I struggle daily for some crazy reason to sit my rear down and type here… not that I don’t have enough to write about, but that it won’t matter anyways. So today as I finished praying and asking/ arguing with the Lord about what purpose it could serve to go blog, I came into my office and plopped myself down in front of my laptop and I kid-you-NOT… that very second Grey woke up from her nap. (here she is loving being part of her newest little cousin’s photo shoot! )

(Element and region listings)
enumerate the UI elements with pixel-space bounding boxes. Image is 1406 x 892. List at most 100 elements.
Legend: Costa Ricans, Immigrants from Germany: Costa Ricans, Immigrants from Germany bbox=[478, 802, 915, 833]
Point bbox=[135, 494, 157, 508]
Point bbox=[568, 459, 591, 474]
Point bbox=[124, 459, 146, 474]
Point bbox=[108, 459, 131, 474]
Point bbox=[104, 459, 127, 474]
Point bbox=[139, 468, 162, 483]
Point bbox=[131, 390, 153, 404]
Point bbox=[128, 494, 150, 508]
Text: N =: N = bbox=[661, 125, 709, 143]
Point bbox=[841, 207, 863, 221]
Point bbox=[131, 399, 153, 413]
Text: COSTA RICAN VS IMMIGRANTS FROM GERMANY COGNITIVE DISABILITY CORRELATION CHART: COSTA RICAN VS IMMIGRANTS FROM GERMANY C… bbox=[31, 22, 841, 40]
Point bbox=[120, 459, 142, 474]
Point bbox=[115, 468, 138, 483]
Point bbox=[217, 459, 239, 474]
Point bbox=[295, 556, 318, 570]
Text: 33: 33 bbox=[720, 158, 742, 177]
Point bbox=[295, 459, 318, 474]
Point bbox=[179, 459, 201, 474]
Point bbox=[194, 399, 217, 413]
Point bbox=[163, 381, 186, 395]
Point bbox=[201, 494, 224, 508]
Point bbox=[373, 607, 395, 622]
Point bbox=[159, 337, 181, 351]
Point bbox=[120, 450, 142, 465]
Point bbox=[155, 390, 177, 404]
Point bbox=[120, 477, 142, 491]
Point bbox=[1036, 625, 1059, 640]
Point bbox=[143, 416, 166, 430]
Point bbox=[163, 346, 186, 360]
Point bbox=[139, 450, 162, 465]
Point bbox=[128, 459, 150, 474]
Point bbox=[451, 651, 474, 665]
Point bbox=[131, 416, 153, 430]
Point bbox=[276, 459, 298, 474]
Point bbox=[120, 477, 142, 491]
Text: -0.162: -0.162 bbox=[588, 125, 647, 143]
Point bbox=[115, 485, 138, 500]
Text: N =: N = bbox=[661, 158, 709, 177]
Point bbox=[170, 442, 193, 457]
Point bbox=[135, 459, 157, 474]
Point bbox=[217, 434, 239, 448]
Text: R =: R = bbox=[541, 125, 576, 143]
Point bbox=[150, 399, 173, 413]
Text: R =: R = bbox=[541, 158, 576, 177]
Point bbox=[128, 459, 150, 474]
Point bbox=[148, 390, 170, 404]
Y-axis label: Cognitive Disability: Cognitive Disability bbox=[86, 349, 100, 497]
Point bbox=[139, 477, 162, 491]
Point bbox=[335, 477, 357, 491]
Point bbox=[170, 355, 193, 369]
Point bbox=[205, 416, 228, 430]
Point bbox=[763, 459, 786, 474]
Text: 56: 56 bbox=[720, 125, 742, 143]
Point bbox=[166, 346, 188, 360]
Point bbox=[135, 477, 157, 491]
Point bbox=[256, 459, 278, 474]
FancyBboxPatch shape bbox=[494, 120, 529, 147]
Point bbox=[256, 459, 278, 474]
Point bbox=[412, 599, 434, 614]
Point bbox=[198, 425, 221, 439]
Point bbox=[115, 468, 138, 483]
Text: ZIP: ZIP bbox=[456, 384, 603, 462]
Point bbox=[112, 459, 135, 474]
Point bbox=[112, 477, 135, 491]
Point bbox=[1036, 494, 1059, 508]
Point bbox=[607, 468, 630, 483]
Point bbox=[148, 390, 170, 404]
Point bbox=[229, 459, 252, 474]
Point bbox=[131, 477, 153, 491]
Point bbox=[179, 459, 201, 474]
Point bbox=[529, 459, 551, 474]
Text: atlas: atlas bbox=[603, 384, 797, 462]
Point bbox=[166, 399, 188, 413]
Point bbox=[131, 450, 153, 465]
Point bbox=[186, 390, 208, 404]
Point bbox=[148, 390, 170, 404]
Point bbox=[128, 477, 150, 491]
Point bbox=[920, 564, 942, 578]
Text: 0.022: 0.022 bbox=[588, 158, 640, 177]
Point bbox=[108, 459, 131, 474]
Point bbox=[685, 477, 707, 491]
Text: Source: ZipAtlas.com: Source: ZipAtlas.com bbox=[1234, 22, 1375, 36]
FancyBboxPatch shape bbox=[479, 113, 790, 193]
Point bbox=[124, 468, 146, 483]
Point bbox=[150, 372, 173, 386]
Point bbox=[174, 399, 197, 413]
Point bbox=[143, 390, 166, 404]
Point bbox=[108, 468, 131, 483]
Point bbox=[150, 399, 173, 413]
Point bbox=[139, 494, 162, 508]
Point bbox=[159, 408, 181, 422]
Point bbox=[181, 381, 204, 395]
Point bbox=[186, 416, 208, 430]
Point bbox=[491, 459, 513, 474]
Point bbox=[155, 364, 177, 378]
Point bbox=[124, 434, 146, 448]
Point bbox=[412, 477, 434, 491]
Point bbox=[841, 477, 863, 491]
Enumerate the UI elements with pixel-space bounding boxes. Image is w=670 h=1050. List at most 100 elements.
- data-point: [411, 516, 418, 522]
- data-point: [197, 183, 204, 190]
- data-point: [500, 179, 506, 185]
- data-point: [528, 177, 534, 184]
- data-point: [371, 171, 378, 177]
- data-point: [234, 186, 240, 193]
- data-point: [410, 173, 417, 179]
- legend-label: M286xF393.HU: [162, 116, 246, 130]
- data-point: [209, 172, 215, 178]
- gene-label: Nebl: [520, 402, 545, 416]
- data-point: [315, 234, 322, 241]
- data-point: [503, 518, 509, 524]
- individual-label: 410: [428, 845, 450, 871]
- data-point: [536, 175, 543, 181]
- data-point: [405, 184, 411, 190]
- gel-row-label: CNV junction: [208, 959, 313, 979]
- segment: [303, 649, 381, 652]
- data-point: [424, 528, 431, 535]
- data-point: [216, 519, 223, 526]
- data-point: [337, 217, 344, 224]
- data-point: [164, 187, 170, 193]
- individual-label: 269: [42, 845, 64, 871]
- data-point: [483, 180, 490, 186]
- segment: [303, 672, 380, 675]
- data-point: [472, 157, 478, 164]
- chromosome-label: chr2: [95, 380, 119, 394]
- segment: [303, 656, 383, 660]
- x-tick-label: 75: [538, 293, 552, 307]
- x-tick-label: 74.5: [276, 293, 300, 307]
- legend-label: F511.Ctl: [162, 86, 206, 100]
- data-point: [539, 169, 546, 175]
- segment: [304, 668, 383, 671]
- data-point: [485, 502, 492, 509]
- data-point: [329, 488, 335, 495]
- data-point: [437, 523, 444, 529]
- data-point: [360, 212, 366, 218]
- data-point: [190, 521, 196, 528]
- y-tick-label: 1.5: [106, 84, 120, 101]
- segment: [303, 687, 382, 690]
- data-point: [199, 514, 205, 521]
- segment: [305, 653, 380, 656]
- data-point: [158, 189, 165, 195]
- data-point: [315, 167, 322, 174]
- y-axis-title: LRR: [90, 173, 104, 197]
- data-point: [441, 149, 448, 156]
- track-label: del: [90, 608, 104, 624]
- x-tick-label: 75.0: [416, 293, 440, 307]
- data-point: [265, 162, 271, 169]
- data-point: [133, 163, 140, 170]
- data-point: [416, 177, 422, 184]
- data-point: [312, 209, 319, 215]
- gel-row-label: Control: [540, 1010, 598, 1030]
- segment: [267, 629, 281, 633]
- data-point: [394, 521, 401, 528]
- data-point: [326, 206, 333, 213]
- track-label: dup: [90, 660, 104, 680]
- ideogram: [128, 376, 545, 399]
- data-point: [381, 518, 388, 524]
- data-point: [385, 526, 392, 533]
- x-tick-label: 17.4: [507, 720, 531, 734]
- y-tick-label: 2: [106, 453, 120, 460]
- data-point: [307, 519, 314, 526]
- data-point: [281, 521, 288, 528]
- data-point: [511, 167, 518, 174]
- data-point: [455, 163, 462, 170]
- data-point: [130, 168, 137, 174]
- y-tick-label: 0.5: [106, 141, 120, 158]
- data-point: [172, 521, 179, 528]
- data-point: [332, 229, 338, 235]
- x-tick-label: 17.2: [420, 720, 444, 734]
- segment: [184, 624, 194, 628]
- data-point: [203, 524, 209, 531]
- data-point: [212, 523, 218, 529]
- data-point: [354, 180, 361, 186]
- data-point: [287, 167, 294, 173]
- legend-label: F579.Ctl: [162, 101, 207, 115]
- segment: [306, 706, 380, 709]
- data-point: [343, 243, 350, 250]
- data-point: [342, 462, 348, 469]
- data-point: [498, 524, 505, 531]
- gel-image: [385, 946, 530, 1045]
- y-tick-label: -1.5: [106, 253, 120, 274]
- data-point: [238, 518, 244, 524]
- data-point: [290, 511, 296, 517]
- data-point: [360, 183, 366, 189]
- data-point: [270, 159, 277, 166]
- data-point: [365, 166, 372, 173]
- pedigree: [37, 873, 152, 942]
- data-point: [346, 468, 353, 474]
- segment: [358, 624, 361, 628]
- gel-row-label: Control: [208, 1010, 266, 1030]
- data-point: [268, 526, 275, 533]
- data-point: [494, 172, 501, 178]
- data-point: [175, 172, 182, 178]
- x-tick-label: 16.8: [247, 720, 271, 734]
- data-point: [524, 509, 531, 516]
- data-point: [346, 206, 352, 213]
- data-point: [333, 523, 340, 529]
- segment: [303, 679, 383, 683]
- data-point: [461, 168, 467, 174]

▶ **TO DO**
1. Revise the blog passage about struggling to write, giving the stretch from "I struggle daily" through "photo shoot! )" with "laptop" changed to "computer".
2. Keep writing the blog post about struggling to sit down and type, starting right after its final sentence.
The data were taken from a different source than the text.

▶ **THE RESPONSES**
1.
I struggle daily for some crazy reason to sit my rear down and type here… not that I don’t have enough to write about, but that it won’t matter anyways. So today as I finished praying and asking/ arguing with the Lord about what purpose it could serve to go blog, I came into my office and plopped myself down in front of my computer and I kid-you-NOT… that very second Grey woke up from her nap. (here she is loving being part of her newest little cousin’s photo shoot! )

2.
You see, part of my health stuff has been that I cannot process more than one thing at a time anymore. If I hear anything else at all… it is enough to completely break my thoughts and jumble my words. I have lost so much of my memory and at times it moves me to tears. So, the fact that nap is over now and I am already struggling to write… well, just bare with me! 😉
As I was reading the Word today and dwelling on this season of resting in God, waiting on direction, and being always thankful, the goose bumps set in. You see, Cory’s last day of employment was yesterday and while we had been waiting for six months for that day to finally arrive, I felt no extra sense of urgency, un-rest, or stress… I simply felt thankful in the waiting. And because I like to overanalyze why I am lacking emotions that the world would tell me to have and feel, I started wondering if I was just losing my mind. Proverbs 8:32-36 says:
“Now then, my children, listen to me;
blessed are those who keep my ways.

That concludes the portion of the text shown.